Given problem:
Go through the entries below and collect each line with the string "download" in it.

Data records:
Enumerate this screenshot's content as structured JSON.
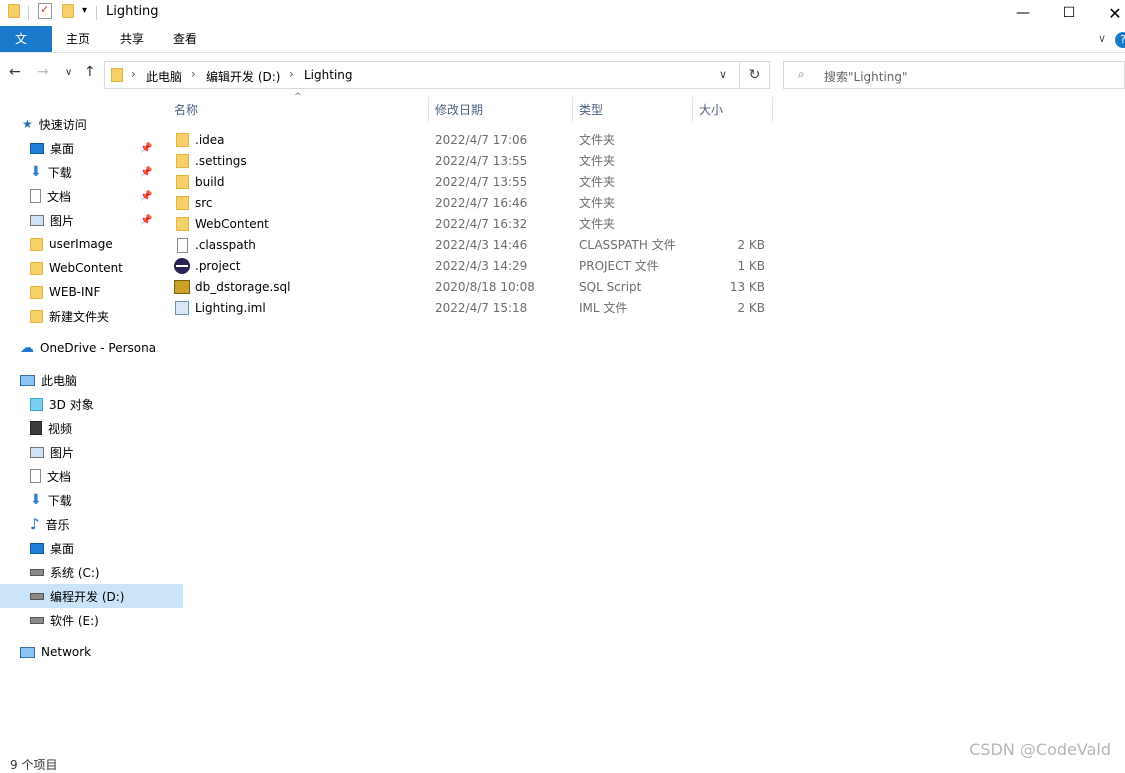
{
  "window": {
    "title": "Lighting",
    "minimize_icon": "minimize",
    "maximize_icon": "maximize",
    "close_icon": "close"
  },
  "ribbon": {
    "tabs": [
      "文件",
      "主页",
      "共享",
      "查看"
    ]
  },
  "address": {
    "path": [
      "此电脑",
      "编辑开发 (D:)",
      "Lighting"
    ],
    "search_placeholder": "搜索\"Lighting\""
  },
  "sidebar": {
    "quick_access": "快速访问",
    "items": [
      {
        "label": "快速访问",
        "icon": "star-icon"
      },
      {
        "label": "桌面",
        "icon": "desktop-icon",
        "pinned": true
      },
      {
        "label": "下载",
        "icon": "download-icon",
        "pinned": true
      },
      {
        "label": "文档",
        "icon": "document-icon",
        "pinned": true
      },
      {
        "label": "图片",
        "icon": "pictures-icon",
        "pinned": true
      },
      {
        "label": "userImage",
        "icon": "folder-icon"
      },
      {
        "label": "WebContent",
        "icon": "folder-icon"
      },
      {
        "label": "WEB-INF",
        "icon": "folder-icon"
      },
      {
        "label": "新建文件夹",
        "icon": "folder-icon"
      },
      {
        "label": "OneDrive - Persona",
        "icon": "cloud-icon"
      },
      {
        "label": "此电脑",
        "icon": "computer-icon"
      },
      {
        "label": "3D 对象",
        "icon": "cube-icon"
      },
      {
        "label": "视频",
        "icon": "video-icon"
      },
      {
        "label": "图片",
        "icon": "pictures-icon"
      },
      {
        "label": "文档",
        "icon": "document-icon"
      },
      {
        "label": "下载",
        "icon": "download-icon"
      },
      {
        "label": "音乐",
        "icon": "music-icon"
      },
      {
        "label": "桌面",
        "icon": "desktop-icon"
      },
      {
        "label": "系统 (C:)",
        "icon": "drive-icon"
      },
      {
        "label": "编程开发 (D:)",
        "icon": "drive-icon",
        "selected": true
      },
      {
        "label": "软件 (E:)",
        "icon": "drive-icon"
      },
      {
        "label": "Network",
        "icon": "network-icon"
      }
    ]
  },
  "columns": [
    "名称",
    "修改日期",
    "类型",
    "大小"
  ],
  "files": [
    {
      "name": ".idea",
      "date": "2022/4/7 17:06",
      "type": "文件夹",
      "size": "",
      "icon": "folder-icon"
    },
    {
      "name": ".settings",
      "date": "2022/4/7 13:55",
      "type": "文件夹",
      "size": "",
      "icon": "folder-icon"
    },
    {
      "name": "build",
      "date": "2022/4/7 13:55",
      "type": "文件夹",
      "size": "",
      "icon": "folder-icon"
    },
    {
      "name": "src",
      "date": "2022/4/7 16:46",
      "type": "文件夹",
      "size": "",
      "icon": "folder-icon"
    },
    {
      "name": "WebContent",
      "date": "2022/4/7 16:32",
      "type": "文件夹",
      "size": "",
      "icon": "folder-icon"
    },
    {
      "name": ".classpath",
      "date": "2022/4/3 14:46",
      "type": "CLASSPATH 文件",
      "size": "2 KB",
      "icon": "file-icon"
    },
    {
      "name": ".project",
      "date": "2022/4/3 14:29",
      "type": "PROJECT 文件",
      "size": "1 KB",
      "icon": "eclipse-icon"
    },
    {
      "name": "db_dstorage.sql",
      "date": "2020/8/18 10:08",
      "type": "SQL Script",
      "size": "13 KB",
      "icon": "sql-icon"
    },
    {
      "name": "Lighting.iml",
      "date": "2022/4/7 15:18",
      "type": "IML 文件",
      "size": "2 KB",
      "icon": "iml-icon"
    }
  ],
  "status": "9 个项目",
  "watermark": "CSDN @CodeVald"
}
* * *
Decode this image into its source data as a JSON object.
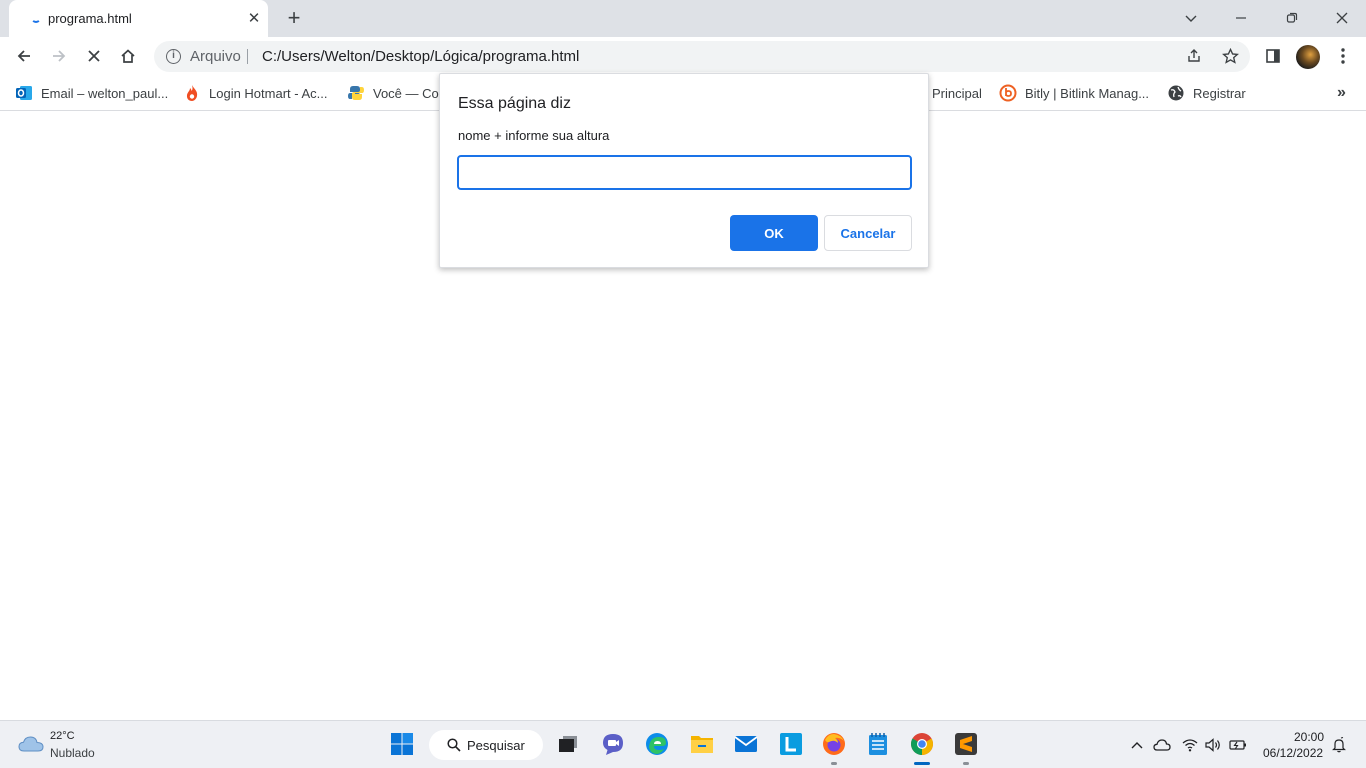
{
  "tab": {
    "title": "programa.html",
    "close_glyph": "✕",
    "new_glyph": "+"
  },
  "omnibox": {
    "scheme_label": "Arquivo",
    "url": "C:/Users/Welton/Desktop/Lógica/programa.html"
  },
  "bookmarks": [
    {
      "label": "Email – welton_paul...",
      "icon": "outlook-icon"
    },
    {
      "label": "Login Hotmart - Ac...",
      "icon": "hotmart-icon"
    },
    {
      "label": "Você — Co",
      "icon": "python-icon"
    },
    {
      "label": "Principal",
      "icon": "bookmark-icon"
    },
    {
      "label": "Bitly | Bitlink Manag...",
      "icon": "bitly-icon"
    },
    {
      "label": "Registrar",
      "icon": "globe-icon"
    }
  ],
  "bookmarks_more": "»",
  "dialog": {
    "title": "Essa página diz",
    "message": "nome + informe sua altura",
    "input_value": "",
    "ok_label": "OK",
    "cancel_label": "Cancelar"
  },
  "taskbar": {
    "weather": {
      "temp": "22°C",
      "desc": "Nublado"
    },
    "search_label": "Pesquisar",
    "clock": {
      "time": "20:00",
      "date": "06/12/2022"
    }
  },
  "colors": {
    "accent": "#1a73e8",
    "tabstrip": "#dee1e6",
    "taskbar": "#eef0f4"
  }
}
...
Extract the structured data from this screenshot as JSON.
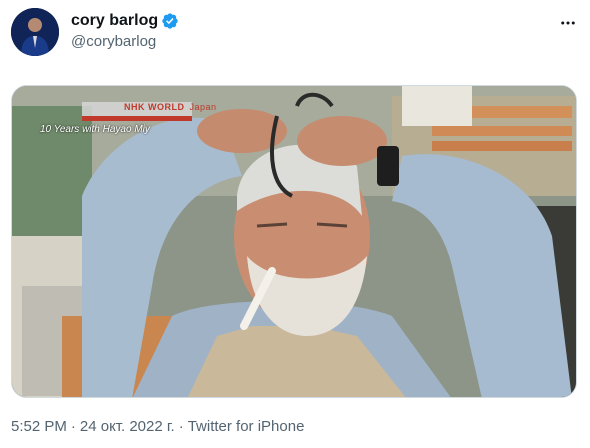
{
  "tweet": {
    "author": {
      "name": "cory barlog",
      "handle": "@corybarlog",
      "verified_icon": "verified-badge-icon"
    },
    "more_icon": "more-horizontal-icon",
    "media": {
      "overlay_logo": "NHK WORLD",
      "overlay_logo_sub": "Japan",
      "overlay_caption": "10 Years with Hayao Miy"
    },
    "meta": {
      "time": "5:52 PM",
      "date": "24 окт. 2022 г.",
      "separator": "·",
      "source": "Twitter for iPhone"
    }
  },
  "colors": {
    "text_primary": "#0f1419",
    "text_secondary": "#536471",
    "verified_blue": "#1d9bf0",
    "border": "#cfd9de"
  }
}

Exercise result:
        "icon": "download-icon",
        "icon": "download-icon"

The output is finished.